##### PROVIDED ENTRIES

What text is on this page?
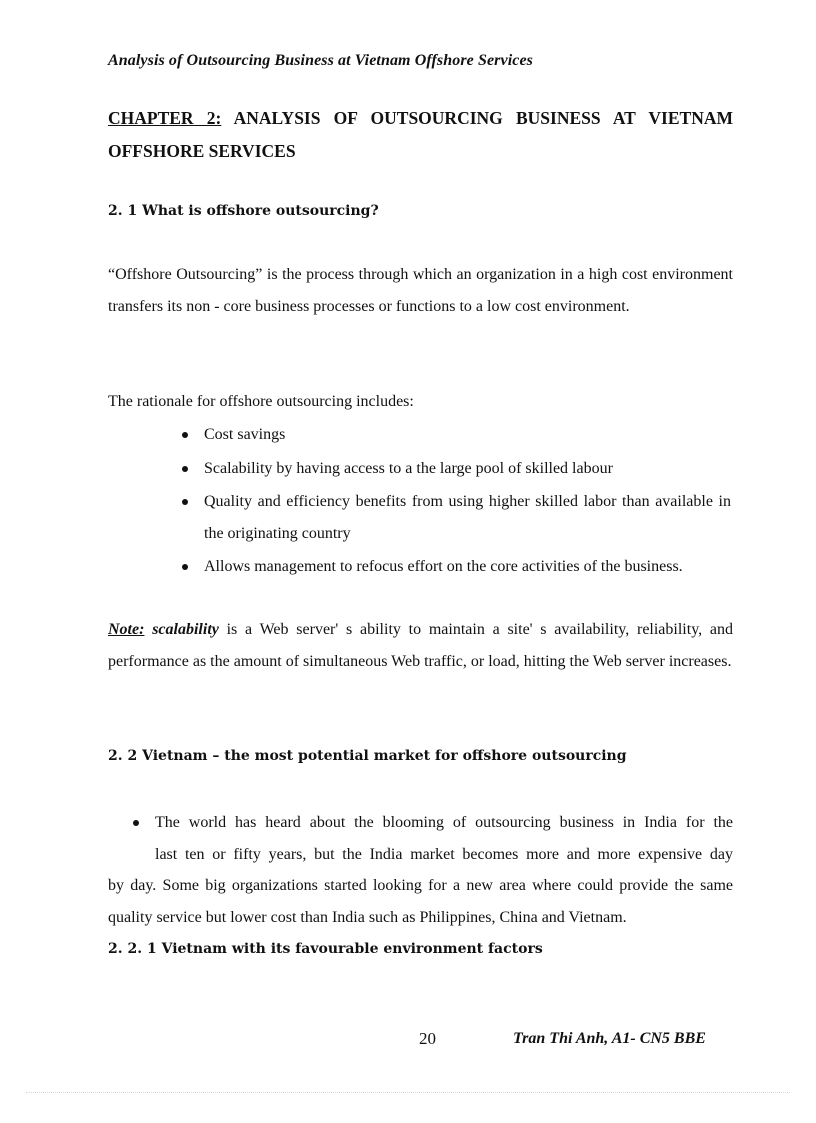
Analysis of Outsourcing Business at Vietnam Offshore Services
CHAPTER 2: ANALYSIS OF OUTSOURCING BUSINESS AT VIETNAM OFFSHORE SERVICES
2. 1 What is offshore outsourcing?
“Offshore Outsourcing” is the process through which an organization in a high cost environment transfers its non - core business processes or functions to a low cost environment.
The rationale for offshore outsourcing includes:
Cost savings
Scalability by having access to a the large pool of skilled labour
Quality and efficiency benefits from using higher skilled labor than available in the originating country
Allows management to refocus effort on the core activities of the business.
Note: scalability is a Web server' s ability to maintain a site' s availability, reliability, and performance as the amount of simultaneous Web traffic, or load, hitting the Web server increases.
2. 2 Vietnam – the most potential market for offshore outsourcing
The world has heard about the blooming of outsourcing business in India for the
last ten or fifty years, but the India market becomes more and more expensive day
by day. Some big organizations started looking for a new area where could provide the same quality service but lower cost than India such as Philippines, China and Vietnam.
2. 2. 1 Vietnam with its favourable environment factors
20	Tran Thi Anh, A1- CN5 BBE
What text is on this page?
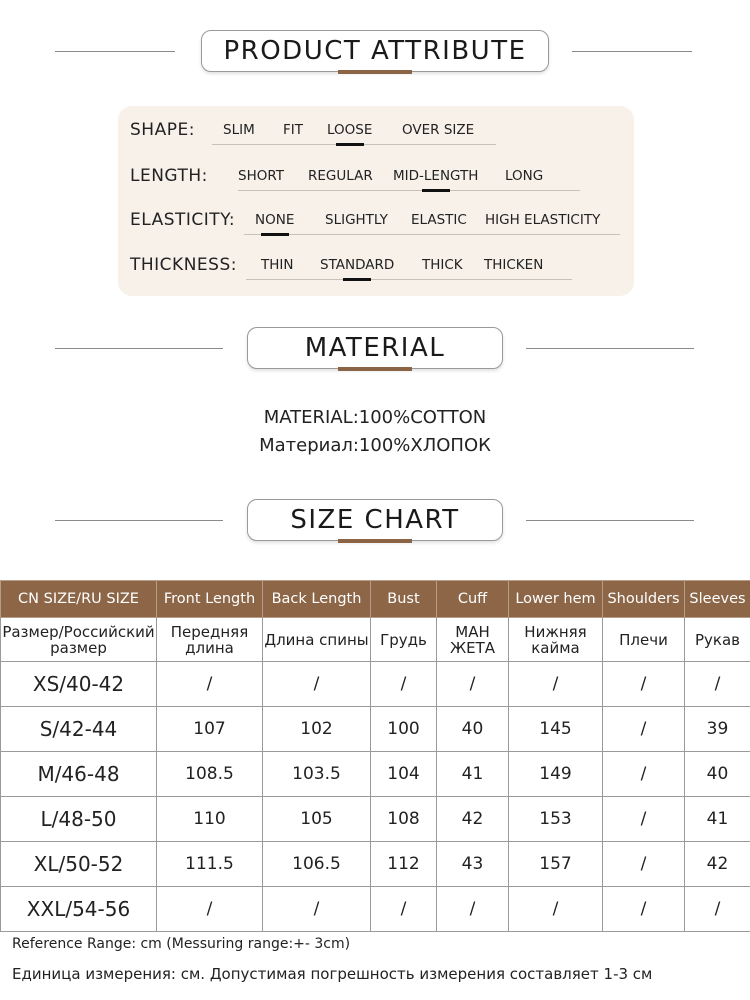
PRODUCT ATTRIBUTE
SHAPE: SLIM FIT LOOSE OVER SIZE
LENGTH: SHORT REGULAR MID-LENGTH LONG
ELASTICITY: NONE SLIGHTLY ELASTIC HIGH ELASTICITY
THICKNESS: THIN STANDARD THICK THICKEN
MATERIAL
MATERIAL:100%COTTON
Материал:100%ХЛОПОК
SIZE CHART
CN SIZE/RU SIZE	Front Length	Back Length	Bust	Cuff	Lower hem	Shoulders	Sleeves
Размер/Российский размер	Передняя длина	Длина спины	Грудь	МАН ЖЕТА	Нижняя кайма	Плечи	Рукав
XS/40-42	/	/	/	/	/	/	/
S/42-44	107	102	100	40	145	/	39
M/46-48	108.5	103.5	104	41	149	/	40
L/48-50	110	105	108	42	153	/	41
XL/50-52	111.5	106.5	112	43	157	/	42
XXL/54-56	/	/	/	/	/	/	/
Reference Range: cm (Messuring range:+- 3cm)
Единица измерения: см. Допустимая погрешность измерения составляет 1-3 см
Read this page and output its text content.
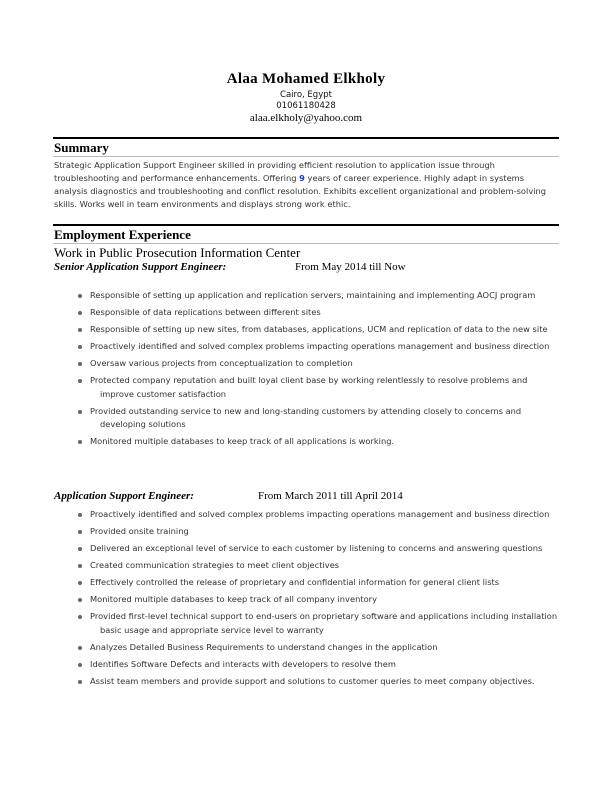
Alaa Mohamed Elkholy
Cairo, Egypt
01061180428
alaa.elkholy@yahoo.com
Summary
Strategic Application Support Engineer skilled in providing efficient resolution to application issue through troubleshooting and performance enhancements. Offering 9 years of career experience. Highly adapt in systems analysis diagnostics and troubleshooting and conflict resolution. Exhibits excellent organizational and problem-solving skills. Works well in team environments and displays strong work ethic.
Employment Experience
Work in Public Prosecution Information Center
Senior Application Support Engineer:	From May 2014 till Now
Responsible of setting up application and replication servers, maintaining and implementing AOCJ program
Responsible of data replications between different sites
Responsible of setting up new sites, from databases, applications, UCM and replication of data to the new site
Proactively identified and solved complex problems impacting operations management and business direction
Oversaw various projects from conceptualization to completion
Protected company reputation and built loyal client base by working relentlessly to resolve problems and improve customer satisfaction
Provided outstanding service to new and long-standing customers by attending closely to concerns and developing solutions
Monitored multiple databases to keep track of all applications is working.
Application Support Engineer:	From March 2011 till April 2014
Proactively identified and solved complex problems impacting operations management and business direction
Provided onsite training
Delivered an exceptional level of service to each customer by listening to concerns and answering questions
Created communication strategies to meet client objectives
Effectively controlled the release of proprietary and confidential information for general client lists
Monitored multiple databases to keep track of all company inventory
Provided first-level technical support to end-users on proprietary software and applications including installation basic usage and appropriate service level to warranty
Analyzes Detailed Business Requirements to understand changes in the application
Identifies Software Defects and interacts with developers to resolve them
Assist team members and provide support and solutions to customer queries to meet company objectives.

##########

[PROBLEM TO WORK ON]:
Pull out every line of the records above that contains the word "core".

[ANSWER BELOW]:
“Offshore Outsourcing” is the process through which an organization in a high cost environment transfers its non - core business processes or functions to a low cost environment.
Allows management to refocus effort on the core activities of the business.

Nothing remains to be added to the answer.